This is the only OS that runs smoothly, even on the hardware that Android handsets laugh at. You may already have seen Windows Phone 8 UI several times by now.
Along with the lock screen, there’s a home screen filled with Live Tiles and an adjacent panel for showcasing your apps and core features (i.e., settings, emails, messages, and so on).
Since it’s a Lumia, it supports several exclusive apps that aren’t available on other handsets. Some of those apps include PhotoBeamer, Nokia Music, and Pulse Messenger (beta).
Many image and camera apps preinstalled on this smartphone allow you to take even more advantage of your camera; for example – Creative Studio, Cinemagraph, Smartshoot, Panorama, and Glam Me.
Many Nokia Here navigation aids also come preinstalled with this smartphone, and you can download even more from the WP8 store.
The rear-facing camera is the main feature that sets it apart from other handsets of the Lumia lineup. 520, 620, 8S, and Ascend W1 all have 5 megapixels on the camera name, but this one comes with a BSI sensor of 6.7 megapixels.
The camera uses a Carl Zeiss lens and f/1.9 aperture. But before we go into the details of this one, let’s take a look at the front facing 1.3-megapixel camera.
This wide-angle lens shooter with an f/2.4 aperture can shoot some crispy photos in the daylight. But if you’re taking pictures in low light or even in room light, results may be noisy.

..............................

* **Goals**:
[a] In the Lumia phone review, what kind of sensor does the rear-facing camera have, and how many megapixels is it?
[b] Pick up the Lumia phone review after its last sentence and continue it.
The lines after this review come from a separate source.

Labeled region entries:
..............................

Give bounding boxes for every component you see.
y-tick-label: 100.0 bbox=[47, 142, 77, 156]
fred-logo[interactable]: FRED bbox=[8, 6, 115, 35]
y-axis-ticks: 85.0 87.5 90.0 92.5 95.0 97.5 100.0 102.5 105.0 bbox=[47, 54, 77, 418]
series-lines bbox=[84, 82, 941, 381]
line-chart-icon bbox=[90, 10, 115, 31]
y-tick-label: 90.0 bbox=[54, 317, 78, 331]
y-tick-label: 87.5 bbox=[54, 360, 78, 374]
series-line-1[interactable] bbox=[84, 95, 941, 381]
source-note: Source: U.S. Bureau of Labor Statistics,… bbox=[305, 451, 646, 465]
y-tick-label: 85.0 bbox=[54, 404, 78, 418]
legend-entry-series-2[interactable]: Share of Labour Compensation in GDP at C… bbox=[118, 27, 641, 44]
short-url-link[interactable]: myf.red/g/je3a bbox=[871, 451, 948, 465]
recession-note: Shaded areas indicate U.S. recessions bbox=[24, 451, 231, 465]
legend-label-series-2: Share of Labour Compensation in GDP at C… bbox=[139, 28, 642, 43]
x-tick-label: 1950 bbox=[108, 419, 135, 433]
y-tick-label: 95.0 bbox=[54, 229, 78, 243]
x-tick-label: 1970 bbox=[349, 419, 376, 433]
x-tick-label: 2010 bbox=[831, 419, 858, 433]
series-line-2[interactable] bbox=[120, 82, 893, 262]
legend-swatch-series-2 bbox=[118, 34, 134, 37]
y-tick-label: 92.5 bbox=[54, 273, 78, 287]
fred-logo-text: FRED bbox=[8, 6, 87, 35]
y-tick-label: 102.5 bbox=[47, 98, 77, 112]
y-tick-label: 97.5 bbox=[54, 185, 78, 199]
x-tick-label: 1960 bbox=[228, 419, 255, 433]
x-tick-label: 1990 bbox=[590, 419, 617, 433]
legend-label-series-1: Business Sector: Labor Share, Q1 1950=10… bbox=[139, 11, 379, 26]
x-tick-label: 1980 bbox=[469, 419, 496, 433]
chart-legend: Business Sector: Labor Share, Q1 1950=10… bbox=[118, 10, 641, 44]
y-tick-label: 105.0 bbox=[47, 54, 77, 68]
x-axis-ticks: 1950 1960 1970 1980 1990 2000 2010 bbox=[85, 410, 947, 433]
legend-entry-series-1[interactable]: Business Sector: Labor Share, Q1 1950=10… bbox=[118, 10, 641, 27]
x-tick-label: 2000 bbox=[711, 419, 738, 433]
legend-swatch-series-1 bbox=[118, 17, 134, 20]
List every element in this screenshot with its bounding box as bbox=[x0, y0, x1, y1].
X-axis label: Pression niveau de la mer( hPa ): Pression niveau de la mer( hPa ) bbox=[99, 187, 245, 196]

..............................

* **Answers to the problems**:
[a] A BSI sensor of 6.7 megapixels.

[b]
And in some cases, extremely noisy.
You can see the exposure compensation stuttering in the viewfinder in the artificial light as it struggles to adjust the settings under artificial light.
Lumia 720 Camera App
Shooting 720p videos on the front-facing camera also give the same experience if bad lighting has caught you. You’ll end up with grainy videos.
Under favorable lighting conditions, you may get acceptable quality. Front-facing cameras do not act as the main selling points in most smart devices.
You’re not going to overcome the disappointment while using the shooter for video calling or self-portraits.
The Glam Me app of Nokia, an airbrush or filtering app, is mainly for front-facing cameras. You can play with it for better quality.
Like most touch screen handsets, you can tap on the screen for focusing and capturing. Still, there is also a physical two-stage camera button on the right side to focus the camera before taking shots.
The toggle worked flawlessly during my testing. But there’s a lot to be desired in the shutter response. It takes good 2 seconds to focus on the object and a lot more time capturing and saving the image.
It would help if you had a very stable hand; otherwise, you will end up with blurry, low-quality images.
It takes more than enough time before you’ll be able to capture the next shot. Painful.
If you’re not familiar with the core Camera app of WP8, then I would like to tell you that it’s pretty basic.
It has only a few options like scene type, white balance, ISO, exposure, and aspect ratio.
There are limited options in subsections, and I just used the automatic settings for capturing images in low light.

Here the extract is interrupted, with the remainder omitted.